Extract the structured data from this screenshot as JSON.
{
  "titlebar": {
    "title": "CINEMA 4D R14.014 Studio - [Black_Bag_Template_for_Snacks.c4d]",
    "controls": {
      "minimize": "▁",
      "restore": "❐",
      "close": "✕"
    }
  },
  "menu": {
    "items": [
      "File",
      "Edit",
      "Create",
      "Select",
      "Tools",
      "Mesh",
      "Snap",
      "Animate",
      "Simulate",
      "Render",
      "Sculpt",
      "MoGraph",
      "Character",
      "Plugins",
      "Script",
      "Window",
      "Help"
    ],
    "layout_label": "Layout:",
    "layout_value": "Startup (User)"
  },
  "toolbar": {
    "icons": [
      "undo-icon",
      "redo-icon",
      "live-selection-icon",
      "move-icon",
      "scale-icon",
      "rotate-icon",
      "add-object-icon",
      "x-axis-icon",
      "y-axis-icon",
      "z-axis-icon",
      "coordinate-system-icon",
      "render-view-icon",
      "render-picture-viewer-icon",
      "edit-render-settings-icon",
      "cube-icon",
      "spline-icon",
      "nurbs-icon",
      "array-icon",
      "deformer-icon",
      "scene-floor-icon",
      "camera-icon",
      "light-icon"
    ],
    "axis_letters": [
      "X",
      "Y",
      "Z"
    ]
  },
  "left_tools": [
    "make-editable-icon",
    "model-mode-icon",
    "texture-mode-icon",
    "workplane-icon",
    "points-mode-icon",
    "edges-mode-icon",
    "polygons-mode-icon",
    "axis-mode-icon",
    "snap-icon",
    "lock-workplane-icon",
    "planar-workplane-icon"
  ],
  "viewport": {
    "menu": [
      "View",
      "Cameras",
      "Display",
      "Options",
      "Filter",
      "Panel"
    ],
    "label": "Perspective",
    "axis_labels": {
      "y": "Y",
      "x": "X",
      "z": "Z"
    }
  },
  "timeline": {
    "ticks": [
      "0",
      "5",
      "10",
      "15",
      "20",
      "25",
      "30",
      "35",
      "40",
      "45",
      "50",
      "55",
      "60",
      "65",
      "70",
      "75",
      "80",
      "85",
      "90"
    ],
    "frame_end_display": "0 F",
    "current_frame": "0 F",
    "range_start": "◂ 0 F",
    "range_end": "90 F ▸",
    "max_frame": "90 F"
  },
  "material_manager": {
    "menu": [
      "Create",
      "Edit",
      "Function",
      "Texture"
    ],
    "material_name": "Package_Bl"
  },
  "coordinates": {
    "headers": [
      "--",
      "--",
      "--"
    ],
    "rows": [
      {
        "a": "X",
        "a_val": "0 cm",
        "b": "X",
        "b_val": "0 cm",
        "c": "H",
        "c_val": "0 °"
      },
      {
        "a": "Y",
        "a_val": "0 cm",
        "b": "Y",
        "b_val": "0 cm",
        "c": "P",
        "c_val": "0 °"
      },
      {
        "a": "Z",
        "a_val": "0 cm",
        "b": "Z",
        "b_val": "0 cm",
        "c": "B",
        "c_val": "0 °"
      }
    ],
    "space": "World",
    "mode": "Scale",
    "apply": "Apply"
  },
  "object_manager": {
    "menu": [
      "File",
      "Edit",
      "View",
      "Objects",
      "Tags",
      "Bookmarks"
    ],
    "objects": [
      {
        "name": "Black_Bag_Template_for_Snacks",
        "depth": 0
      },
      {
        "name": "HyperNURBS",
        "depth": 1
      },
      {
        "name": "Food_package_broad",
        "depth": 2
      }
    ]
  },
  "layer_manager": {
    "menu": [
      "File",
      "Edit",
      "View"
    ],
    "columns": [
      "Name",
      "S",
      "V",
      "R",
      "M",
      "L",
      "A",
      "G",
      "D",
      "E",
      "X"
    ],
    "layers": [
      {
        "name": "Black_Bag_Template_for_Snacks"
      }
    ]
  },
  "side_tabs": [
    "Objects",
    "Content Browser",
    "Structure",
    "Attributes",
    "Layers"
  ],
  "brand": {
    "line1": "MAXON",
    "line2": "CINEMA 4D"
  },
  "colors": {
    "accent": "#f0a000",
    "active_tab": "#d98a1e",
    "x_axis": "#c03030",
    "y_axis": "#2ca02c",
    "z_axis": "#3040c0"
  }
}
###
Exercise:
Retype the whole listing above exactly.

Response to the exercise:
Extract the structured data from this screenshot as JSON.
{
  "titlebar": {
    "title": "CINEMA 4D R14.014 Studio - [Black_Bag_Template_for_Snacks.c4d]",
    "controls": {
      "minimize": "▁",
      "restore": "❐",
      "close": "✕"
    }
  },
  "menu": {
    "items": [
      "File",
      "Edit",
      "Create",
      "Select",
      "Tools",
      "Mesh",
      "Snap",
      "Animate",
      "Simulate",
      "Render",
      "Sculpt",
      "MoGraph",
      "Character",
      "Plugins",
      "Script",
      "Window",
      "Help"
    ],
    "layout_label": "Layout:",
    "layout_value": "Startup (User)"
  },
  "toolbar": {
    "icons": [
      "undo-icon",
      "redo-icon",
      "live-selection-icon",
      "move-icon",
      "scale-icon",
      "rotate-icon",
      "add-object-icon",
      "x-axis-icon",
      "y-axis-icon",
      "z-axis-icon",
      "coordinate-system-icon",
      "render-view-icon",
      "render-picture-viewer-icon",
      "edit-render-settings-icon",
      "cube-icon",
      "spline-icon",
      "nurbs-icon",
      "array-icon",
      "deformer-icon",
      "scene-floor-icon",
      "camera-icon",
      "light-icon"
    ],
    "axis_letters": [
      "X",
      "Y",
      "Z"
    ]
  },
  "left_tools": [
    "make-editable-icon",
    "model-mode-icon",
    "texture-mode-icon",
    "workplane-icon",
    "points-mode-icon",
    "edges-mode-icon",
    "polygons-mode-icon",
    "axis-mode-icon",
    "snap-icon",
    "lock-workplane-icon",
    "planar-workplane-icon"
  ],
  "viewport": {
    "menu": [
      "View",
      "Cameras",
      "Display",
      "Options",
      "Filter",
      "Panel"
    ],
    "label": "Perspective",
    "axis_labels": {
      "y": "Y",
      "x": "X",
      "z": "Z"
    }
  },
  "timeline": {
    "ticks": [
      "0",
      "5",
      "10",
      "15",
      "20",
      "25",
      "30",
      "35",
      "40",
      "45",
      "50",
      "55",
      "60",
      "65",
      "70",
      "75",
      "80",
      "85",
      "90"
    ],
    "frame_end_display": "0 F",
    "current_frame": "0 F",
    "range_start": "◂ 0 F",
    "range_end": "90 F ▸",
    "max_frame": "90 F"
  },
  "material_manager": {
    "menu": [
      "Create",
      "Edit",
      "Function",
      "Texture"
    ],
    "material_name": "Package_Bl"
  },
  "coordinates": {
    "headers": [
      "--",
      "--",
      "--"
    ],
    "rows": [
      {
        "a": "X",
        "a_val": "0 cm",
        "b": "X",
        "b_val": "0 cm",
        "c": "H",
        "c_val": "0 °"
      },
      {
        "a": "Y",
        "a_val": "0 cm",
        "b": "Y",
        "b_val": "0 cm",
        "c": "P",
        "c_val": "0 °"
      },
      {
        "a": "Z",
        "a_val": "0 cm",
        "b": "Z",
        "b_val": "0 cm",
        "c": "B",
        "c_val": "0 °"
      }
    ],
    "space": "World",
    "mode": "Scale",
    "apply": "Apply"
  },
  "object_manager": {
    "menu": [
      "File",
      "Edit",
      "View",
      "Objects",
      "Tags",
      "Bookmarks"
    ],
    "objects": [
      {
        "name": "Black_Bag_Template_for_Snacks",
        "depth": 0
      },
      {
        "name": "HyperNURBS",
        "depth": 1
      },
      {
        "name": "Food_package_broad",
        "depth": 2
      }
    ]
  },
  "layer_manager": {
    "menu": [
      "File",
      "Edit",
      "View"
    ],
    "columns": [
      "Name",
      "S",
      "V",
      "R",
      "M",
      "L",
      "A",
      "G",
      "D",
      "E",
      "X"
    ],
    "layers": [
      {
        "name": "Black_Bag_Template_for_Snacks"
      }
    ]
  },
  "side_tabs": [
    "Objects",
    "Content Browser",
    "Structure",
    "Attributes",
    "Layers"
  ],
  "brand": {
    "line1": "MAXON",
    "line2": "CINEMA 4D"
  },
  "colors": {
    "accent": "#f0a000",
    "active_tab": "#d98a1e",
    "x_axis": "#c03030",
    "y_axis": "#2ca02c",
    "z_axis": "#3040c0"
  }
}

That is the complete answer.